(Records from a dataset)
#####

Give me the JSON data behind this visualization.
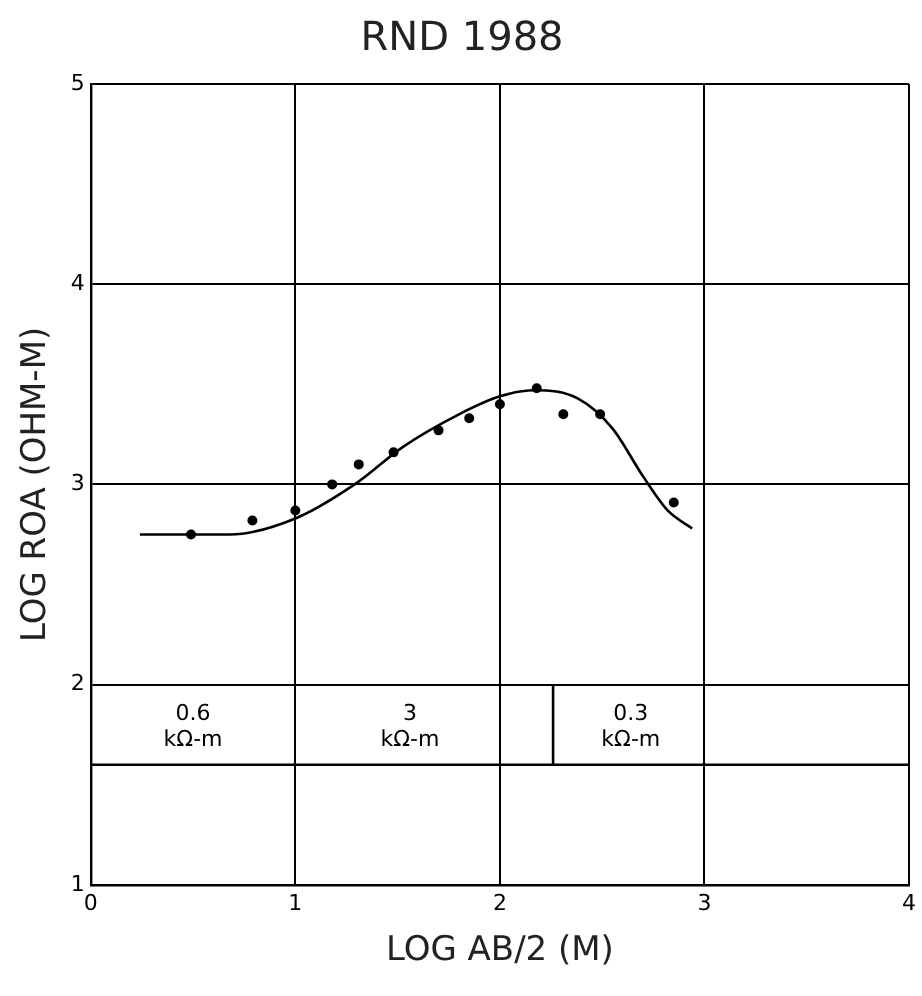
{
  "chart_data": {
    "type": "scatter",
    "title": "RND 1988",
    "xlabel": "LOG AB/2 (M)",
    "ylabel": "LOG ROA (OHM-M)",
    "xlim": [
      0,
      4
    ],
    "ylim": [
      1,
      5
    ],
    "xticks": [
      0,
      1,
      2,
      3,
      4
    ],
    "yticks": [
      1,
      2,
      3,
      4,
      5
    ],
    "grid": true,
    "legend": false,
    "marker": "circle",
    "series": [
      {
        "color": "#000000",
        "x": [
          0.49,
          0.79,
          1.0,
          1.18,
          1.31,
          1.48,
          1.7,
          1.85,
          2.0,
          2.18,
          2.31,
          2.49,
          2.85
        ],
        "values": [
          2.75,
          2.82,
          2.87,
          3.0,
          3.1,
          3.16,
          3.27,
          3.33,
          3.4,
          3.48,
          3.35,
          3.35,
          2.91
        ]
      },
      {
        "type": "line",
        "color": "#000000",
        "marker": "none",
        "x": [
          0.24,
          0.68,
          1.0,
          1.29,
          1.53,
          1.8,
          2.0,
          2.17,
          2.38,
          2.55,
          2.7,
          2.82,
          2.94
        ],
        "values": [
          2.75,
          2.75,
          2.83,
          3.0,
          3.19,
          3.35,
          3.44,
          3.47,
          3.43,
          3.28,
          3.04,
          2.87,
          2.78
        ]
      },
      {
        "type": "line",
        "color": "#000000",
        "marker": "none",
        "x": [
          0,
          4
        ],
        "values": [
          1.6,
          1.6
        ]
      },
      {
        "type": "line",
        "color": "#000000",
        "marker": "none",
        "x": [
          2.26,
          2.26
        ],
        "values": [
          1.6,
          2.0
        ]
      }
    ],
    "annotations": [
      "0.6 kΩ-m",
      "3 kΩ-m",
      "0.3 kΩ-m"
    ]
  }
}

#####

Directive: Restate the listing above word for word, and skip the pictures.

Final result:
Give me the JSON data behind this visualization.
{
  "chart_data": {
    "type": "scatter",
    "title": "RND 1988",
    "xlabel": "LOG AB/2 (M)",
    "ylabel": "LOG ROA (OHM-M)",
    "xlim": [
      0,
      4
    ],
    "ylim": [
      1,
      5
    ],
    "xticks": [
      0,
      1,
      2,
      3,
      4
    ],
    "yticks": [
      1,
      2,
      3,
      4,
      5
    ],
    "grid": true,
    "legend": false,
    "marker": "circle",
    "series": [
      {
        "color": "#000000",
        "x": [
          0.49,
          0.79,
          1.0,
          1.18,
          1.31,
          1.48,
          1.7,
          1.85,
          2.0,
          2.18,
          2.31,
          2.49,
          2.85
        ],
        "values": [
          2.75,
          2.82,
          2.87,
          3.0,
          3.1,
          3.16,
          3.27,
          3.33,
          3.4,
          3.48,
          3.35,
          3.35,
          2.91
        ]
      },
      {
        "type": "line",
        "color": "#000000",
        "marker": "none",
        "x": [
          0.24,
          0.68,
          1.0,
          1.29,
          1.53,
          1.8,
          2.0,
          2.17,
          2.38,
          2.55,
          2.7,
          2.82,
          2.94
        ],
        "values": [
          2.75,
          2.75,
          2.83,
          3.0,
          3.19,
          3.35,
          3.44,
          3.47,
          3.43,
          3.28,
          3.04,
          2.87,
          2.78
        ]
      },
      {
        "type": "line",
        "color": "#000000",
        "marker": "none",
        "x": [
          0,
          4
        ],
        "values": [
          1.6,
          1.6
        ]
      },
      {
        "type": "line",
        "color": "#000000",
        "marker": "none",
        "x": [
          2.26,
          2.26
        ],
        "values": [
          1.6,
          2.0
        ]
      }
    ],
    "annotations": [
      "0.6 kΩ-m",
      "3 kΩ-m",
      "0.3 kΩ-m"
    ]
  }
}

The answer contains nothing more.